Requirement
Give the number of lines that contain the string "progress", please, and nothing else.

Entries taken from a collection

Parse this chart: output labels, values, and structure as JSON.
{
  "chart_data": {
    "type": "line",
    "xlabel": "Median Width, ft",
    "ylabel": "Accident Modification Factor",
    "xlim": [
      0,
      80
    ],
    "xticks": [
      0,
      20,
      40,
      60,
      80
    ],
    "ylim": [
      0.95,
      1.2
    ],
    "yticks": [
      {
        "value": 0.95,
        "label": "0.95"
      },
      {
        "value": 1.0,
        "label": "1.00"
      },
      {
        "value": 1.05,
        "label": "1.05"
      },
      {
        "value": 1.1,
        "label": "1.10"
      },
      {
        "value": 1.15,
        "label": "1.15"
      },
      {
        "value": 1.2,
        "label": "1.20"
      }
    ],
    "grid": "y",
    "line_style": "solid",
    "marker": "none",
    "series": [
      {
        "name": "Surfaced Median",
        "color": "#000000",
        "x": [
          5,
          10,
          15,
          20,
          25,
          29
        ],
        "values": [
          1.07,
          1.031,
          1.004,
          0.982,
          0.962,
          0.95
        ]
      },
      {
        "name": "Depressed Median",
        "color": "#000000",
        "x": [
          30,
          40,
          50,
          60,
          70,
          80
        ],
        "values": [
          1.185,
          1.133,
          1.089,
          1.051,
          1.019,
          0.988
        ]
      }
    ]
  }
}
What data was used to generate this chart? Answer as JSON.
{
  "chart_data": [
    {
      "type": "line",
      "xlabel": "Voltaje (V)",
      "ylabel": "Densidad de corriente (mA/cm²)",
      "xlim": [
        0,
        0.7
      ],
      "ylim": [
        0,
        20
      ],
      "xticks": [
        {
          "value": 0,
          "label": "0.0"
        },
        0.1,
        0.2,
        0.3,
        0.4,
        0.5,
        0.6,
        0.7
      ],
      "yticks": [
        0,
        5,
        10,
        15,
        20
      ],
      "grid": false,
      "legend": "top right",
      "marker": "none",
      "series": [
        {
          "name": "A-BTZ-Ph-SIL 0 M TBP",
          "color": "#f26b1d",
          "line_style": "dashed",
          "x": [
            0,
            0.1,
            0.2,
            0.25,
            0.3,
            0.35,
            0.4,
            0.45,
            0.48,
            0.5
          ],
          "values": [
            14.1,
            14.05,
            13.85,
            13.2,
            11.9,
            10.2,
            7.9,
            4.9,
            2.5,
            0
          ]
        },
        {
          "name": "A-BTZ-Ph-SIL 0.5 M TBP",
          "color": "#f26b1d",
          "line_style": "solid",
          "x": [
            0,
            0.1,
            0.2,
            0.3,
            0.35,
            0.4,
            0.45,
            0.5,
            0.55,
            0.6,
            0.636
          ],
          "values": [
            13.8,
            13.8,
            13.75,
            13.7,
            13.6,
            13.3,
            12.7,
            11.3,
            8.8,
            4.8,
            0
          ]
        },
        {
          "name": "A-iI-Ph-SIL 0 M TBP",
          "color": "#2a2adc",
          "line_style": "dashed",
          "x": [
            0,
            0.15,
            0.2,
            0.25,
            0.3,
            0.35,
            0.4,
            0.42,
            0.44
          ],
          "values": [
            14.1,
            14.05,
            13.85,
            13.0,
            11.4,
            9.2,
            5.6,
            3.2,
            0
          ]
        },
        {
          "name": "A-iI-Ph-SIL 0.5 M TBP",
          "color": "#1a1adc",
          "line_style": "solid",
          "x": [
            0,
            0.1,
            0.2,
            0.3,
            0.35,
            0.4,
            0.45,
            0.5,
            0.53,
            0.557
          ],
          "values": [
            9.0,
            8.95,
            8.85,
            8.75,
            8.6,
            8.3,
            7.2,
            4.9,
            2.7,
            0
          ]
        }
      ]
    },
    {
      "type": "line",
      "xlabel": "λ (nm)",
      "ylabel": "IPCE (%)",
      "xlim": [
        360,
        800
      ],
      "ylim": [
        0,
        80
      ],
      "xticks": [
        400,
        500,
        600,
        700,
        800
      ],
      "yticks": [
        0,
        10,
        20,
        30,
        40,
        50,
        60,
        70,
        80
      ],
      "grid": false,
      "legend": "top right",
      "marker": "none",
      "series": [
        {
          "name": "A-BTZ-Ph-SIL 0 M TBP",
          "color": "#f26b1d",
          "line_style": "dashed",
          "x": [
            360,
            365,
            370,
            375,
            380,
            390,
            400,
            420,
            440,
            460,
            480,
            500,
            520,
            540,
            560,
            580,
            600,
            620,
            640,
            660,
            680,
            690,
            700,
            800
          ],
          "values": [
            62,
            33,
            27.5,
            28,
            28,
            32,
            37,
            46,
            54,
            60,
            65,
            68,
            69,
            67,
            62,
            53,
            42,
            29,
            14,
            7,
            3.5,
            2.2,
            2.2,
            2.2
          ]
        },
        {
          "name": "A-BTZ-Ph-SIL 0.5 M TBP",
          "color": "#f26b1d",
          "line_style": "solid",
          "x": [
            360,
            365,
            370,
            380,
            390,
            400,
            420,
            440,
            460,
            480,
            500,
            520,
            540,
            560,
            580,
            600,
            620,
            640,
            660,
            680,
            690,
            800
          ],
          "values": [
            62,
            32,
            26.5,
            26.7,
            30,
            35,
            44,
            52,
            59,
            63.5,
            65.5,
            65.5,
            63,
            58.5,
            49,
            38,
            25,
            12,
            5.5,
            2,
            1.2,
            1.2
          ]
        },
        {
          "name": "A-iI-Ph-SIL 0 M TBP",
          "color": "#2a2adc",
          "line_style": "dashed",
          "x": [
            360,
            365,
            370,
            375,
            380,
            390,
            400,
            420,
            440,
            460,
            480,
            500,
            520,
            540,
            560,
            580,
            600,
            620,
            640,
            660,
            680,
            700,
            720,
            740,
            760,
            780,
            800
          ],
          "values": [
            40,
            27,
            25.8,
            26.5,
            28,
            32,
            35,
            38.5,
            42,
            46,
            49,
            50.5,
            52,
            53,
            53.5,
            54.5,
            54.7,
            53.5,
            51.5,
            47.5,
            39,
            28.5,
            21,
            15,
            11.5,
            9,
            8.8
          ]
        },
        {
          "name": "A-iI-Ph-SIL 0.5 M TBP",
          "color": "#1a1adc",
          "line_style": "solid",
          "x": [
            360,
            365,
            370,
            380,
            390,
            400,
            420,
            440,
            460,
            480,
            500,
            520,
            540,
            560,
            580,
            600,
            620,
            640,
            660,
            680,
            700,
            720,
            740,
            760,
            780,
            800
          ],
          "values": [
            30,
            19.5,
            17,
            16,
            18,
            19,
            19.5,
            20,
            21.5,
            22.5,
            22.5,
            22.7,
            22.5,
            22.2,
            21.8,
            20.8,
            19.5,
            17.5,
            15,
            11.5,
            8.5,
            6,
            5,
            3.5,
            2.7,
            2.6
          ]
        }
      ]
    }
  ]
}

---

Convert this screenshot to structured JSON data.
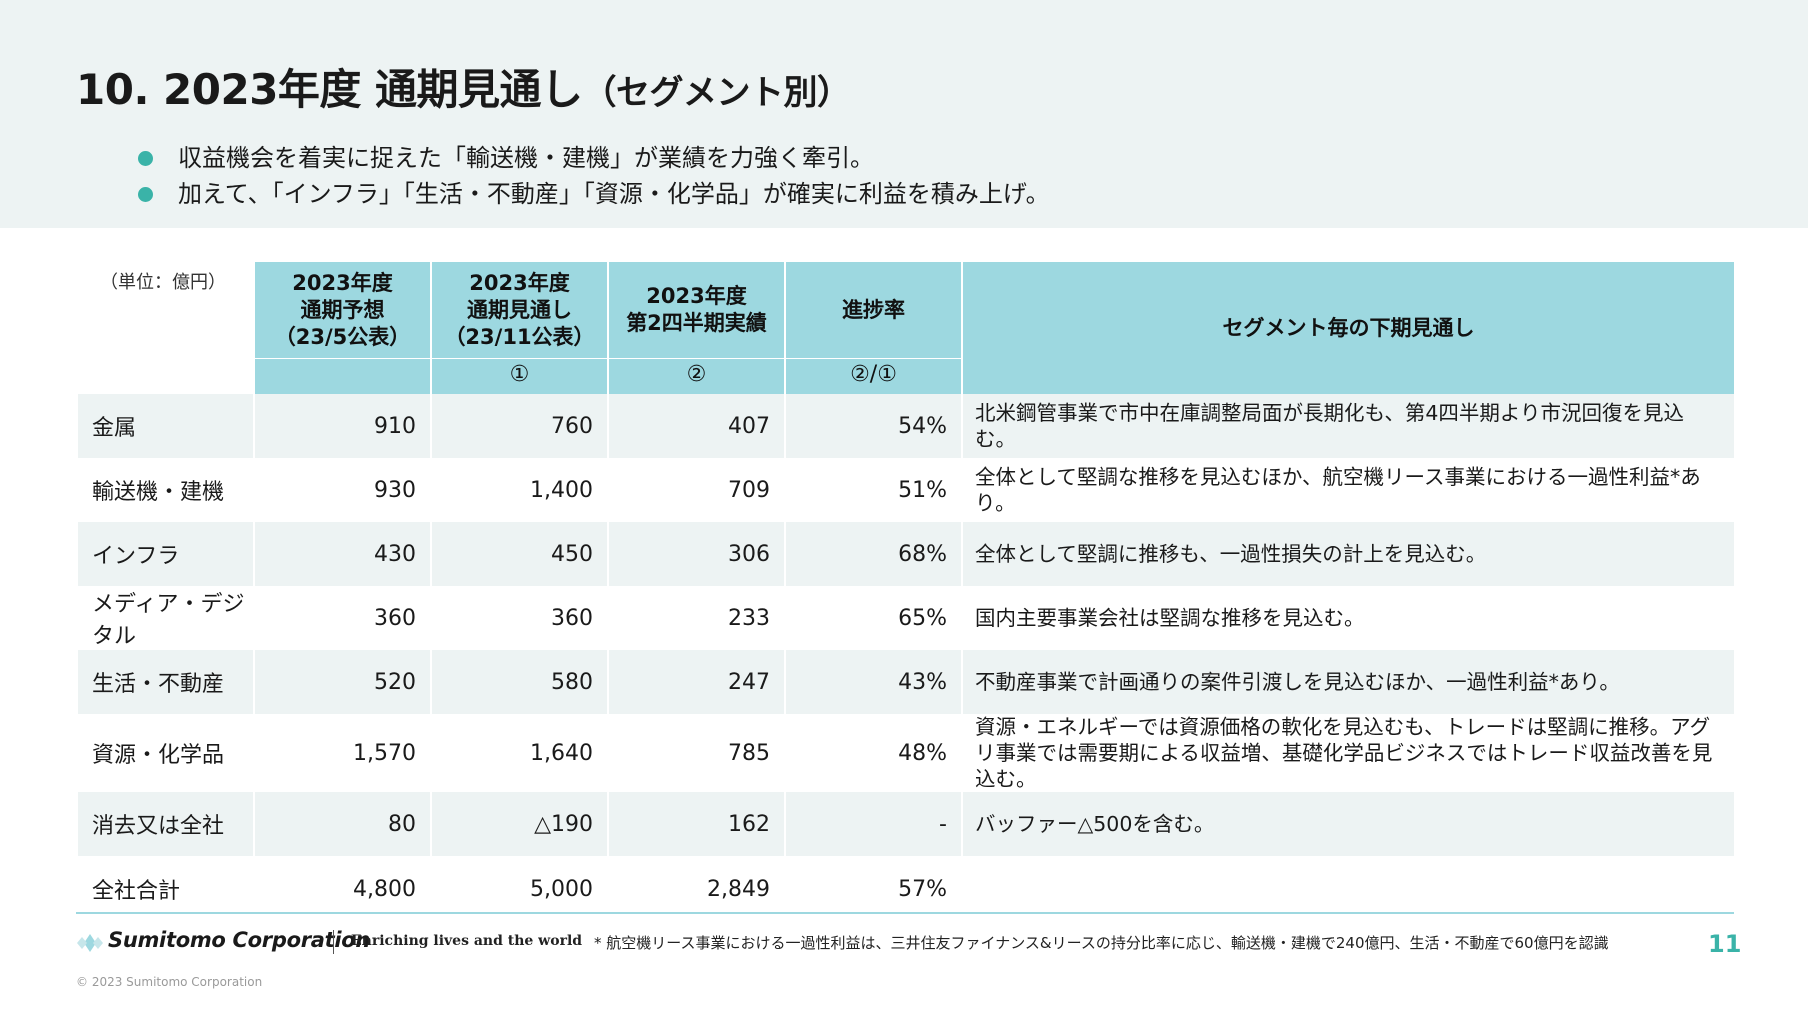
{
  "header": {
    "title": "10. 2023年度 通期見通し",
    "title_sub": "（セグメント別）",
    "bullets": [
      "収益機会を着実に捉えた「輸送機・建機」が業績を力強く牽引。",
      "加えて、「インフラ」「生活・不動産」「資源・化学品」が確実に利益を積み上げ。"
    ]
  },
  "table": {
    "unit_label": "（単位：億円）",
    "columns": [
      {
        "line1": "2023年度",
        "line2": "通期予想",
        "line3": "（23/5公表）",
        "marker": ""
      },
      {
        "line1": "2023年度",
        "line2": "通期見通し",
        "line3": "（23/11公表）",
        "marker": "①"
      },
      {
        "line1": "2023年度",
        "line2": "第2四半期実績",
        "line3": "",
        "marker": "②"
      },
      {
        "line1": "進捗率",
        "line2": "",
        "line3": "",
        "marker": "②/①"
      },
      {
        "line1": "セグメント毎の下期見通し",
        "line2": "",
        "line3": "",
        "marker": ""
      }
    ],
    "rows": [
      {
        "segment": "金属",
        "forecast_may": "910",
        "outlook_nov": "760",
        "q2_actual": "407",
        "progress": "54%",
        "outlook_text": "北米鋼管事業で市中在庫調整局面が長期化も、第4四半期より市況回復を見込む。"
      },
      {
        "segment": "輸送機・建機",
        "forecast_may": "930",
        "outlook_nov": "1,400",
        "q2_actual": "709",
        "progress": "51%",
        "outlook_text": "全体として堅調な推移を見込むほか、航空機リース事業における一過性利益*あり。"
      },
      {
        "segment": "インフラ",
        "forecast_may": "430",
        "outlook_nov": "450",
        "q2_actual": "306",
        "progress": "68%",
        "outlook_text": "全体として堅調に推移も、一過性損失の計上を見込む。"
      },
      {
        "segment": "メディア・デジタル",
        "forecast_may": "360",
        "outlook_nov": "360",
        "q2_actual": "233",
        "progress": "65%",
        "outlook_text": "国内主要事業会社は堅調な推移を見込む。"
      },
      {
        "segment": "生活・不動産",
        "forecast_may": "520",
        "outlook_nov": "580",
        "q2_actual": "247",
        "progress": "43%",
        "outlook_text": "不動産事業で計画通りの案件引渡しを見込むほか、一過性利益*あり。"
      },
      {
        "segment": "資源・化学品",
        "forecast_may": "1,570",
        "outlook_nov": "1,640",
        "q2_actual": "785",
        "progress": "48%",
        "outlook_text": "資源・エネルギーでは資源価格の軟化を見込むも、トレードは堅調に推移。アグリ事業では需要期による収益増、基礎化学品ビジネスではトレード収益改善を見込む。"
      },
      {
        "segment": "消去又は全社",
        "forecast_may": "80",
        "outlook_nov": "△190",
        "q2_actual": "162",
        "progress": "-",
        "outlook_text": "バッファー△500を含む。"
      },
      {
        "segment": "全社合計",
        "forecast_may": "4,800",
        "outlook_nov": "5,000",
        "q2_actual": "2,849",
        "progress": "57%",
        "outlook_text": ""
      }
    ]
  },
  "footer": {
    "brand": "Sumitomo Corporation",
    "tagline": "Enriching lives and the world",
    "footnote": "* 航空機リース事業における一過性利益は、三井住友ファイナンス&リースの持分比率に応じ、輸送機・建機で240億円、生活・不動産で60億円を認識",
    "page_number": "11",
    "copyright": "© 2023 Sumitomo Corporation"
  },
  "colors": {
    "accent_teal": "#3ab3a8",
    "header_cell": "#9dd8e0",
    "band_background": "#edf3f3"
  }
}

Response
8